* begin INPUT DATA *

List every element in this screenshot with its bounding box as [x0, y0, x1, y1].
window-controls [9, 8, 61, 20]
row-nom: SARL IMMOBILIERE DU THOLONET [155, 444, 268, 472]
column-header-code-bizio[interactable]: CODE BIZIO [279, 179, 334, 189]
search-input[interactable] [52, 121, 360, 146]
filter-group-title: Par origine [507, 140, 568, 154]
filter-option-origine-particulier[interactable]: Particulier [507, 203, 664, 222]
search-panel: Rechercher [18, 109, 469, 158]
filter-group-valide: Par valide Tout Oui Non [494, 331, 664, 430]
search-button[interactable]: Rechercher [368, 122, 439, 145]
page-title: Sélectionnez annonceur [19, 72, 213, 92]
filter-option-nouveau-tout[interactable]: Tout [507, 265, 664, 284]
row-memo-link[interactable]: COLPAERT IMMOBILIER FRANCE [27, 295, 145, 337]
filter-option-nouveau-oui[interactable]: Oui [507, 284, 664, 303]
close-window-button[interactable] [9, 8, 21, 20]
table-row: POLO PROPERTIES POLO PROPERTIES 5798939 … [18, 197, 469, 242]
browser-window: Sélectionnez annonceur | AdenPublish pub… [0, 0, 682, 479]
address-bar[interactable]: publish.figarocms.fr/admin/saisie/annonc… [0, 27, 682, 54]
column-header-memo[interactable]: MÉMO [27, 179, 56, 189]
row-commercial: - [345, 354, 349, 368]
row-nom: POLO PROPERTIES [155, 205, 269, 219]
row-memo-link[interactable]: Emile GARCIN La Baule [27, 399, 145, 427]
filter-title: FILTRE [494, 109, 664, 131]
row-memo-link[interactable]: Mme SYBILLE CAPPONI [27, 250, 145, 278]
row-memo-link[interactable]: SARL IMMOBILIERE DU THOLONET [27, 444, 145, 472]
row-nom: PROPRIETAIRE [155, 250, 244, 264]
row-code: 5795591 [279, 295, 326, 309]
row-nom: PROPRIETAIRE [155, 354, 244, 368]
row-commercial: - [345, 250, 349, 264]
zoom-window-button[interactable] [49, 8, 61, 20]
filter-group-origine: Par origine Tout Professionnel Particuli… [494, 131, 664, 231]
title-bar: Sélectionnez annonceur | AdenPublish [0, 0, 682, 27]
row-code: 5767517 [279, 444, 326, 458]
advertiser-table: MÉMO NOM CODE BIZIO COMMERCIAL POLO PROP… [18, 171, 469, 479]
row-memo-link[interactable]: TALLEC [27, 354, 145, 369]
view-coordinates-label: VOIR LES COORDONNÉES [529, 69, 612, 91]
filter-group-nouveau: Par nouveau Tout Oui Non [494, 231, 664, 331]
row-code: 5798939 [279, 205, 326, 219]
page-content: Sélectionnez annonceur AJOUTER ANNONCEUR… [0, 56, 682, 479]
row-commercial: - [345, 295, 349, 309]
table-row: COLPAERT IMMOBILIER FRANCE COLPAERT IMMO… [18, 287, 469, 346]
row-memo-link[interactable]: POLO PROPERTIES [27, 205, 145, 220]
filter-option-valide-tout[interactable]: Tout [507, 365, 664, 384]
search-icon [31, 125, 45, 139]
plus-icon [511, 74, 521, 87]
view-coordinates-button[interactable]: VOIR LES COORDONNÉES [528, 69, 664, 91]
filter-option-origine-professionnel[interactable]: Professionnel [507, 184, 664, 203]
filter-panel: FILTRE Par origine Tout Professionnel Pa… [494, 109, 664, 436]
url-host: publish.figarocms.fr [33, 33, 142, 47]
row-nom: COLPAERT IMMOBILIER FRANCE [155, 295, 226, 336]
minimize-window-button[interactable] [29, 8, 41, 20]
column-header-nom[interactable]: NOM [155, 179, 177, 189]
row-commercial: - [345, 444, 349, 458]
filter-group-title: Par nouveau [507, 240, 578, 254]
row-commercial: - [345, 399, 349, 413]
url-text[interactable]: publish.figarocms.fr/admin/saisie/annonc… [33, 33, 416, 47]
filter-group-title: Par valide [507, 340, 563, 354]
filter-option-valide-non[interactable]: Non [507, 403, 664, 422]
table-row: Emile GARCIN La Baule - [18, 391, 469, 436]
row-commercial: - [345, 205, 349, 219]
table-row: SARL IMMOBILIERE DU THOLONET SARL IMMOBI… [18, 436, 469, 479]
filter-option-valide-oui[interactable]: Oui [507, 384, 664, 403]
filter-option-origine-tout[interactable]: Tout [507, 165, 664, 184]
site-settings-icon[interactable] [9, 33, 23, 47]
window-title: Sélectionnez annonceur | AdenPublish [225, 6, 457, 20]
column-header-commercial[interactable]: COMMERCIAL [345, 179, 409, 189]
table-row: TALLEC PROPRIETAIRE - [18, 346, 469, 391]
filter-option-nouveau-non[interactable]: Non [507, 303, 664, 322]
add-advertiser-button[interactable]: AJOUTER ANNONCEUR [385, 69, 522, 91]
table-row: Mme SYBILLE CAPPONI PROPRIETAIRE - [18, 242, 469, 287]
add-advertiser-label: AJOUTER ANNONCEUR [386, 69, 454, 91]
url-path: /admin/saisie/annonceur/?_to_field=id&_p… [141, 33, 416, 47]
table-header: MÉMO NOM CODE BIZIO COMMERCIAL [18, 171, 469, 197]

* end INPUT DATA *

**SET PROBLEM:**
Reproduce all of the rows above verbatim, line for line.

**EXERCISE RESULT:**
List every element in this screenshot with its bounding box as [x0, y0, x1, y1].
window-controls [9, 8, 61, 20]
row-nom: SARL IMMOBILIERE DU THOLONET [155, 444, 268, 472]
column-header-code-bizio[interactable]: CODE BIZIO [279, 179, 334, 189]
search-input[interactable] [52, 121, 360, 146]
filter-group-title: Par origine [507, 140, 568, 154]
filter-option-origine-particulier[interactable]: Particulier [507, 203, 664, 222]
search-panel: Rechercher [18, 109, 469, 158]
filter-group-valide: Par valide Tout Oui Non [494, 331, 664, 430]
search-button[interactable]: Rechercher [368, 122, 439, 145]
page-title: Sélectionnez annonceur [19, 72, 213, 92]
filter-option-nouveau-tout[interactable]: Tout [507, 265, 664, 284]
row-memo-link[interactable]: COLPAERT IMMOBILIER FRANCE [27, 295, 145, 337]
filter-option-nouveau-oui[interactable]: Oui [507, 284, 664, 303]
close-window-button[interactable] [9, 8, 21, 20]
table-row: POLO PROPERTIES POLO PROPERTIES 5798939 … [18, 197, 469, 242]
browser-window: Sélectionnez annonceur | AdenPublish pub… [0, 0, 682, 479]
address-bar[interactable]: publish.figarocms.fr/admin/saisie/annonc… [0, 27, 682, 54]
column-header-memo[interactable]: MÉMO [27, 179, 56, 189]
row-commercial: - [345, 354, 349, 368]
row-nom: POLO PROPERTIES [155, 205, 269, 219]
row-memo-link[interactable]: Emile GARCIN La Baule [27, 399, 145, 427]
filter-title: FILTRE [494, 109, 664, 131]
row-memo-link[interactable]: Mme SYBILLE CAPPONI [27, 250, 145, 278]
row-memo-link[interactable]: SARL IMMOBILIERE DU THOLONET [27, 444, 145, 472]
row-nom: PROPRIETAIRE [155, 250, 244, 264]
row-code: 5795591 [279, 295, 326, 309]
row-nom: PROPRIETAIRE [155, 354, 244, 368]
row-commercial: - [345, 250, 349, 264]
zoom-window-button[interactable] [49, 8, 61, 20]
filter-group-origine: Par origine Tout Professionnel Particuli… [494, 131, 664, 231]
title-bar: Sélectionnez annonceur | AdenPublish [0, 0, 682, 27]
row-code: 5767517 [279, 444, 326, 458]
advertiser-table: MÉMO NOM CODE BIZIO COMMERCIAL POLO PROP… [18, 171, 469, 479]
row-memo-link[interactable]: TALLEC [27, 354, 145, 369]
view-coordinates-label: VOIR LES COORDONNÉES [529, 69, 612, 91]
filter-group-nouveau: Par nouveau Tout Oui Non [494, 231, 664, 331]
row-code: 5798939 [279, 205, 326, 219]
page-content: Sélectionnez annonceur AJOUTER ANNONCEUR… [0, 56, 682, 479]
row-commercial: - [345, 295, 349, 309]
table-row: COLPAERT IMMOBILIER FRANCE COLPAERT IMMO… [18, 287, 469, 346]
row-memo-link[interactable]: POLO PROPERTIES [27, 205, 145, 220]
filter-option-valide-tout[interactable]: Tout [507, 365, 664, 384]
search-icon [31, 125, 45, 139]
plus-icon [511, 74, 521, 87]
view-coordinates-button[interactable]: VOIR LES COORDONNÉES [528, 69, 664, 91]
filter-option-origine-professionnel[interactable]: Professionnel [507, 184, 664, 203]
filter-panel: FILTRE Par origine Tout Professionnel Pa… [494, 109, 664, 436]
url-host: publish.figarocms.fr [33, 33, 142, 47]
row-nom: COLPAERT IMMOBILIER FRANCE [155, 295, 226, 336]
minimize-window-button[interactable] [29, 8, 41, 20]
column-header-nom[interactable]: NOM [155, 179, 177, 189]
row-commercial: - [345, 444, 349, 458]
filter-group-title: Par nouveau [507, 240, 578, 254]
row-commercial: - [345, 399, 349, 413]
url-text[interactable]: publish.figarocms.fr/admin/saisie/annonc… [33, 33, 416, 47]
filter-group-title: Par valide [507, 340, 563, 354]
filter-option-valide-non[interactable]: Non [507, 403, 664, 422]
table-row: Emile GARCIN La Baule - [18, 391, 469, 436]
row-commercial: - [345, 205, 349, 219]
table-row: SARL IMMOBILIERE DU THOLONET SARL IMMOBI… [18, 436, 469, 479]
filter-option-valide-oui[interactable]: Oui [507, 384, 664, 403]
filter-option-origine-tout[interactable]: Tout [507, 165, 664, 184]
site-settings-icon[interactable] [9, 33, 23, 47]
window-title: Sélectionnez annonceur | AdenPublish [225, 6, 457, 20]
column-header-commercial[interactable]: COMMERCIAL [345, 179, 409, 189]
table-row: TALLEC PROPRIETAIRE - [18, 346, 469, 391]
filter-option-nouveau-non[interactable]: Non [507, 303, 664, 322]
add-advertiser-button[interactable]: AJOUTER ANNONCEUR [385, 69, 522, 91]
table-row: Mme SYBILLE CAPPONI PROPRIETAIRE - [18, 242, 469, 287]
add-advertiser-label: AJOUTER ANNONCEUR [386, 69, 454, 91]
url-path: /admin/saisie/annonceur/?_to_field=id&_p… [141, 33, 416, 47]
table-header: MÉMO NOM CODE BIZIO COMMERCIAL [18, 171, 469, 197]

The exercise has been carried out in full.